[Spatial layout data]
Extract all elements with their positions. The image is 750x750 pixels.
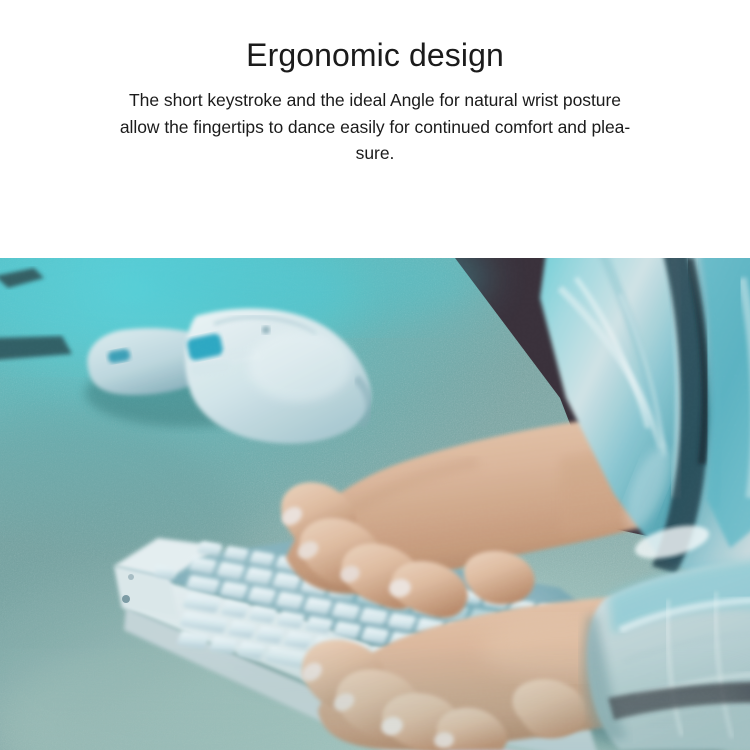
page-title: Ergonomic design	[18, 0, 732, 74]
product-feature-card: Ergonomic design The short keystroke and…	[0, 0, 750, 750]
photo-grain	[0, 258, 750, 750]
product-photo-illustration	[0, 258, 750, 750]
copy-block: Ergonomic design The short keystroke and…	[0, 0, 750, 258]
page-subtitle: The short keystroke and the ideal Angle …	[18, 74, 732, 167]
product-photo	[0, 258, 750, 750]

Given instruction: Present every line of the items above as a Markdown table with the columns "Row" and "Line," numbering each line and skipping blank lines. Leave the pictures out of your answer.

Solution to this exercise:
| Row | Line |
|---|---|
| 1 | Extract all elements with their positions. The image is 750x750 pixels. |
| 2 | page-title: Ergonomic design	[18, 0, 732, 74] |
| 3 | product-feature-card: Ergonomic design The short keystroke and…	[0, 0, 750, 750] |
| 4 | photo-grain	[0, 258, 750, 750] |
| 5 | product-photo-illustration	[0, 258, 750, 750] |
| 6 | copy-block: Ergonomic design The short keystroke and…	[0, 0, 750, 258] |
| 7 | page-subtitle: The short keystroke and the ideal Angle …	[18, 74, 732, 167] |
| 8 | product-photo	[0, 258, 750, 750] |